#### ENTRIES SHOWN ####
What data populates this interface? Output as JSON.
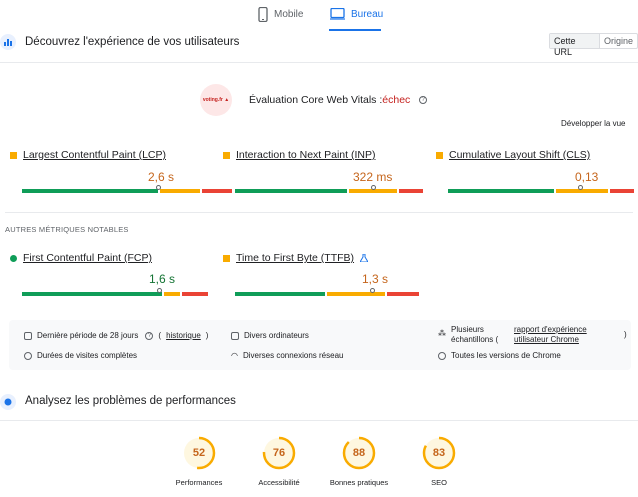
{
  "tabs": [
    {
      "label": "Mobile",
      "icon": "phone-icon"
    },
    {
      "label": "Bureau",
      "icon": "desktop-icon"
    }
  ],
  "experience": {
    "title": "Découvrez l'expérience de vos utilisateurs",
    "toggle": {
      "selected": "Cette URL",
      "other": "Origine"
    }
  },
  "cwv": {
    "title": "Évaluation Core Web Vitals :",
    "status": "échec",
    "expand_label": "Développer la vue",
    "logo_text": "voting.fr"
  },
  "metrics_core": [
    {
      "label": "Largest Contentful Paint (LCP)",
      "value": "2,6 s",
      "status": "orange",
      "distribution": [
        0.68,
        0.22,
        0.1
      ]
    },
    {
      "label": "Interaction to Next Paint (INP)",
      "value": "322 ms",
      "status": "orange",
      "distribution": [
        0.6,
        0.27,
        0.13
      ]
    },
    {
      "label": "Cumulative Layout Shift (CLS)",
      "value": "0,13",
      "status": "orange",
      "distribution": [
        0.58,
        0.22,
        0.2
      ]
    }
  ],
  "other_metrics_title": "AUTRES MÉTRIQUES NOTABLES",
  "metrics_other": [
    {
      "label": "First Contentful Paint (FCP)",
      "value": "1,6 s",
      "status": "green",
      "distribution": [
        0.76,
        0.12,
        0.12
      ]
    },
    {
      "label": "Time to First Byte (TTFB)",
      "value": "1,3 s",
      "status": "orange",
      "distribution": [
        0.5,
        0.33,
        0.17
      ]
    }
  ],
  "info": {
    "period": "Dernière période de 28 jours",
    "history": "historique",
    "durations": "Durées de visites complètes",
    "devices": "Divers ordinateurs",
    "network": "Diverses connexions réseau",
    "samples_prefix": "Plusieurs échantillons (",
    "samples_link": "rapport d'expérience utilisateur Chrome",
    "samples_suffix": ")",
    "chrome": "Toutes les versions de Chrome"
  },
  "performance": {
    "title": "Analysez les problèmes de performances",
    "scores": [
      {
        "label": "Performances",
        "value": "52"
      },
      {
        "label": "Accessibilité",
        "value": "76"
      },
      {
        "label": "Bonnes pratiques",
        "value": "88"
      },
      {
        "label": "SEO",
        "value": "83"
      }
    ]
  },
  "colors": {
    "accent": "#1a73e8",
    "good": "#0f9d58",
    "average": "#f9ab00",
    "poor": "#ea4335",
    "fail_text": "#c5221f"
  }
}
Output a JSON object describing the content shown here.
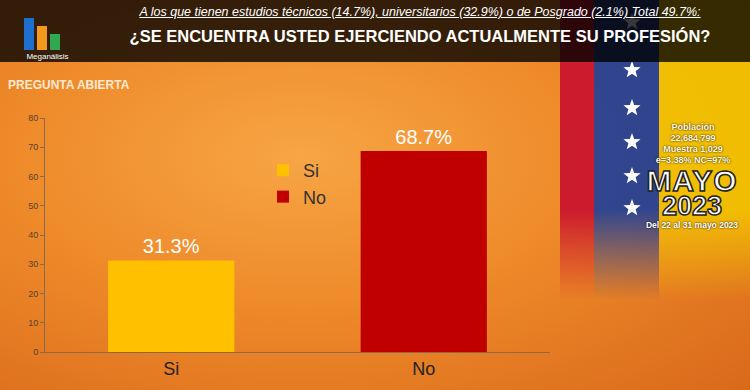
{
  "chart_data": {
    "type": "bar",
    "title": "¿SE ENCUENTRA USTED EJERCIENDO ACTUALMENTE SU PROFESIÓN?",
    "subtitle": "A los que tienen estudios técnicos (14.7%), universitarios (32.9%) o de Posgrado (2.1%) Total 49.7%:",
    "categories": [
      "Si",
      "No"
    ],
    "values": [
      31.3,
      68.7
    ],
    "value_labels": [
      "31.3%",
      "68.7%"
    ],
    "colors": [
      "#ffc000",
      "#c00000"
    ],
    "ylim": [
      0,
      80
    ],
    "yticks": [
      0,
      10,
      20,
      30,
      40,
      50,
      60,
      70,
      80
    ],
    "grid": false,
    "legend": "center",
    "data_labels": true,
    "annotations": [
      "Meganálisis",
      "PREGUNTA ABIERTA",
      "Población",
      "22,684,799",
      "Muestra 1,029",
      "e=3.38% NC=97%",
      "MAYO",
      "2023",
      "Del 22 al 31 mayo 2023"
    ]
  }
}
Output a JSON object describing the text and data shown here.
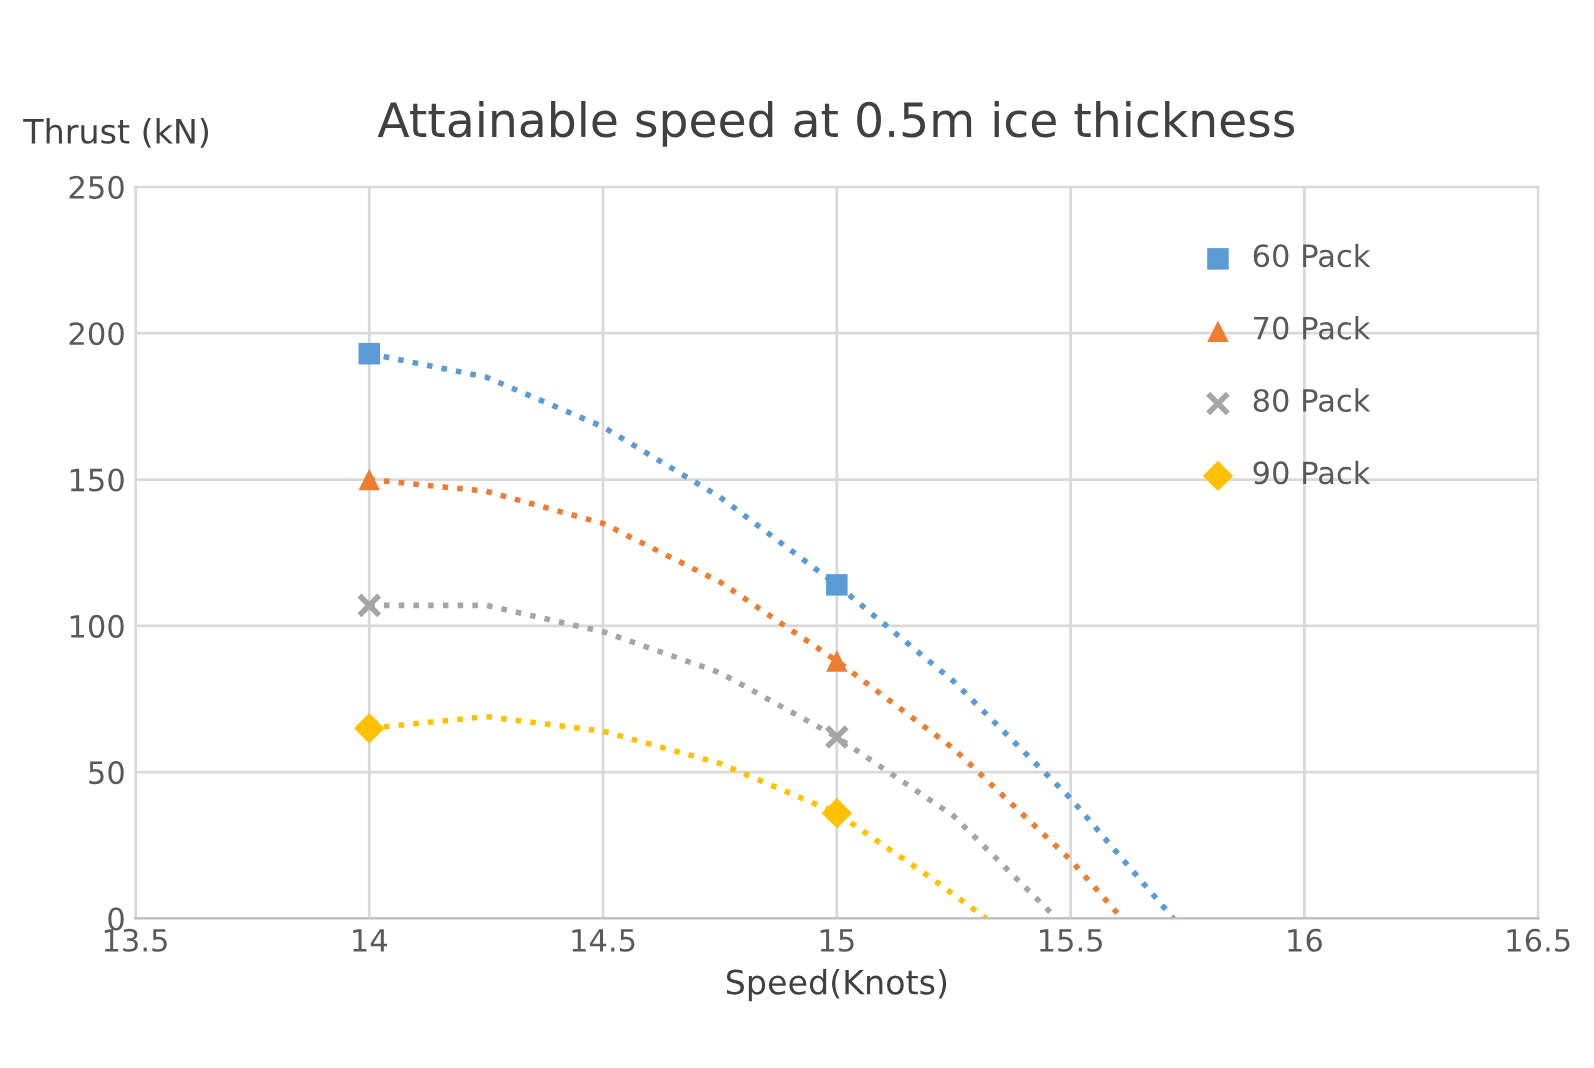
{
  "chart_data": {
    "type": "scatter",
    "title": "Attainable speed at 0.5m ice thickness",
    "xlabel": "Speed(Knots)",
    "ylabel": "Thrust (kN)",
    "xlim": [
      13.5,
      16.5
    ],
    "xticks": [
      13.5,
      14,
      14.5,
      15,
      15.5,
      16,
      16.5
    ],
    "ylim": [
      0,
      250
    ],
    "yticks": [
      0,
      50,
      100,
      150,
      200,
      250
    ],
    "grid": true,
    "legend": "top right",
    "series": [
      {
        "name": "60 Pack",
        "color": "#5b9bd5",
        "marker": "square",
        "x": [
          14,
          15
        ],
        "values": [
          193,
          114
        ]
      },
      {
        "name": "70 Pack",
        "color": "#ed7d31",
        "marker": "triangle",
        "x": [
          14,
          15
        ],
        "values": [
          150,
          88
        ]
      },
      {
        "name": "80 Pack",
        "color": "#a5a5a5",
        "marker": "cross",
        "x": [
          14,
          15
        ],
        "values": [
          107,
          62
        ]
      },
      {
        "name": "90 Pack",
        "color": "#ffc000",
        "marker": "diamond",
        "x": [
          14,
          15
        ],
        "values": [
          65,
          36
        ]
      },
      {
        "type": "line",
        "color": "#5b9bd5",
        "line_style": "dotted",
        "x": [
          14,
          14.25,
          14.5,
          14.75,
          15,
          15.25,
          15.5,
          15.72
        ],
        "values": [
          193,
          185,
          168,
          144,
          114,
          81,
          41,
          0
        ]
      },
      {
        "type": "line",
        "color": "#ed7d31",
        "line_style": "dotted",
        "x": [
          14,
          14.25,
          14.5,
          14.75,
          15,
          15.25,
          15.5,
          15.61
        ],
        "values": [
          150,
          146,
          135,
          115,
          88,
          58,
          20,
          0
        ]
      },
      {
        "type": "line",
        "color": "#a5a5a5",
        "line_style": "dotted",
        "x": [
          14,
          14.25,
          14.5,
          14.75,
          15,
          15.25,
          15.47
        ],
        "values": [
          107,
          107,
          98,
          84,
          62,
          35,
          0
        ]
      },
      {
        "type": "line",
        "color": "#ffc000",
        "line_style": "dotted",
        "x": [
          14,
          14.25,
          14.5,
          14.75,
          15,
          15.2,
          15.32
        ],
        "values": [
          65,
          69,
          64,
          53,
          36,
          14,
          0
        ]
      }
    ]
  }
}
####
= THE TASK =
Exclude the pictures and transcribe all of the entries exactly.

= FINAL RESULT =
What data populates this interface? Output as JSON.
{
  "tabs": [
    {
      "label": "Mobile",
      "icon": "phone-icon"
    },
    {
      "label": "Bureau",
      "icon": "desktop-icon"
    }
  ],
  "experience": {
    "title": "Découvrez l'expérience de vos utilisateurs",
    "toggle": {
      "selected": "Cette URL",
      "other": "Origine"
    }
  },
  "cwv": {
    "title": "Évaluation Core Web Vitals :",
    "status": "échec",
    "expand_label": "Développer la vue",
    "logo_text": "voting.fr"
  },
  "metrics_core": [
    {
      "label": "Largest Contentful Paint (LCP)",
      "value": "2,6 s",
      "status": "orange",
      "distribution": [
        0.68,
        0.22,
        0.1
      ]
    },
    {
      "label": "Interaction to Next Paint (INP)",
      "value": "322 ms",
      "status": "orange",
      "distribution": [
        0.6,
        0.27,
        0.13
      ]
    },
    {
      "label": "Cumulative Layout Shift (CLS)",
      "value": "0,13",
      "status": "orange",
      "distribution": [
        0.58,
        0.22,
        0.2
      ]
    }
  ],
  "other_metrics_title": "AUTRES MÉTRIQUES NOTABLES",
  "metrics_other": [
    {
      "label": "First Contentful Paint (FCP)",
      "value": "1,6 s",
      "status": "green",
      "distribution": [
        0.76,
        0.12,
        0.12
      ]
    },
    {
      "label": "Time to First Byte (TTFB)",
      "value": "1,3 s",
      "status": "orange",
      "distribution": [
        0.5,
        0.33,
        0.17
      ]
    }
  ],
  "info": {
    "period": "Dernière période de 28 jours",
    "history": "historique",
    "durations": "Durées de visites complètes",
    "devices": "Divers ordinateurs",
    "network": "Diverses connexions réseau",
    "samples_prefix": "Plusieurs échantillons (",
    "samples_link": "rapport d'expérience utilisateur Chrome",
    "samples_suffix": ")",
    "chrome": "Toutes les versions de Chrome"
  },
  "performance": {
    "title": "Analysez les problèmes de performances",
    "scores": [
      {
        "label": "Performances",
        "value": "52"
      },
      {
        "label": "Accessibilité",
        "value": "76"
      },
      {
        "label": "Bonnes pratiques",
        "value": "88"
      },
      {
        "label": "SEO",
        "value": "83"
      }
    ]
  },
  "colors": {
    "accent": "#1a73e8",
    "good": "#0f9d58",
    "average": "#f9ab00",
    "poor": "#ea4335",
    "fail_text": "#c5221f"
  }
}
Output a JSON object describing the content shown here.
{
  "chart_data": {
    "type": "bar",
    "title": "¿SE ENCUENTRA USTED EJERCIENDO ACTUALMENTE SU PROFESIÓN?",
    "subtitle": "A los que tienen estudios técnicos (14.7%), universitarios (32.9%) o de Posgrado (2.1%) Total 49.7%:",
    "categories": [
      "Si",
      "No"
    ],
    "values": [
      31.3,
      68.7
    ],
    "value_labels": [
      "31.3%",
      "68.7%"
    ],
    "colors": [
      "#ffc000",
      "#c00000"
    ],
    "ylim": [
      0,
      80
    ],
    "yticks": [
      0,
      10,
      20,
      30,
      40,
      50,
      60,
      70,
      80
    ],
    "grid": false,
    "legend": "center",
    "data_labels": true,
    "annotations": [
      "Meganálisis",
      "PREGUNTA ABIERTA",
      "Población",
      "22,684,799",
      "Muestra 1,029",
      "e=3.38% NC=97%",
      "MAYO",
      "2023",
      "Del 22 al 31 mayo 2023"
    ]
  }
}
Output a JSON object describing the text and data shown here.
{
  "chart_data": {
    "type": "scatter",
    "title": "Attainable speed at 0.5m ice thickness",
    "xlabel": "Speed(Knots)",
    "ylabel": "Thrust (kN)",
    "xlim": [
      13.5,
      16.5
    ],
    "xticks": [
      13.5,
      14,
      14.5,
      15,
      15.5,
      16,
      16.5
    ],
    "ylim": [
      0,
      250
    ],
    "yticks": [
      0,
      50,
      100,
      150,
      200,
      250
    ],
    "grid": true,
    "legend": "top right",
    "series": [
      {
        "name": "60 Pack",
        "color": "#5b9bd5",
        "marker": "square",
        "x": [
          14,
          15
        ],
        "values": [
          193,
          114
        ]
      },
      {
        "name": "70 Pack",
        "color": "#ed7d31",
        "marker": "triangle",
        "x": [
          14,
          15
        ],
        "values": [
          150,
          88
        ]
      },
      {
        "name": "80 Pack",
        "color": "#a5a5a5",
        "marker": "cross",
        "x": [
          14,
          15
        ],
        "values": [
          107,
          62
        ]
      },
      {
        "name": "90 Pack",
        "color": "#ffc000",
        "marker": "diamond",
        "x": [
          14,
          15
        ],
        "values": [
          65,
          36
        ]
      },
      {
        "type": "line",
        "color": "#5b9bd5",
        "line_style": "dotted",
        "x": [
          14,
          14.25,
          14.5,
          14.75,
          15,
          15.25,
          15.5,
          15.72
        ],
        "values": [
          193,
          185,
          168,
          144,
          114,
          81,
          41,
          0
        ]
      },
      {
        "type": "line",
        "color": "#ed7d31",
        "line_style": "dotted",
        "x": [
          14,
          14.25,
          14.5,
          14.75,
          15,
          15.25,
          15.5,
          15.61
        ],
        "values": [
          150,
          146,
          135,
          115,
          88,
          58,
          20,
          0
        ]
      },
      {
        "type": "line",
        "color": "#a5a5a5",
        "line_style": "dotted",
        "x": [
          14,
          14.25,
          14.5,
          14.75,
          15,
          15.25,
          15.47
        ],
        "values": [
          107,
          107,
          98,
          84,
          62,
          35,
          0
        ]
      },
      {
        "type": "line",
        "color": "#ffc000",
        "line_style": "dotted",
        "x": [
          14,
          14.25,
          14.5,
          14.75,
          15,
          15.2,
          15.32
        ],
        "values": [
          65,
          69,
          64,
          53,
          36,
          14,
          0
        ]
      }
    ]
  }
}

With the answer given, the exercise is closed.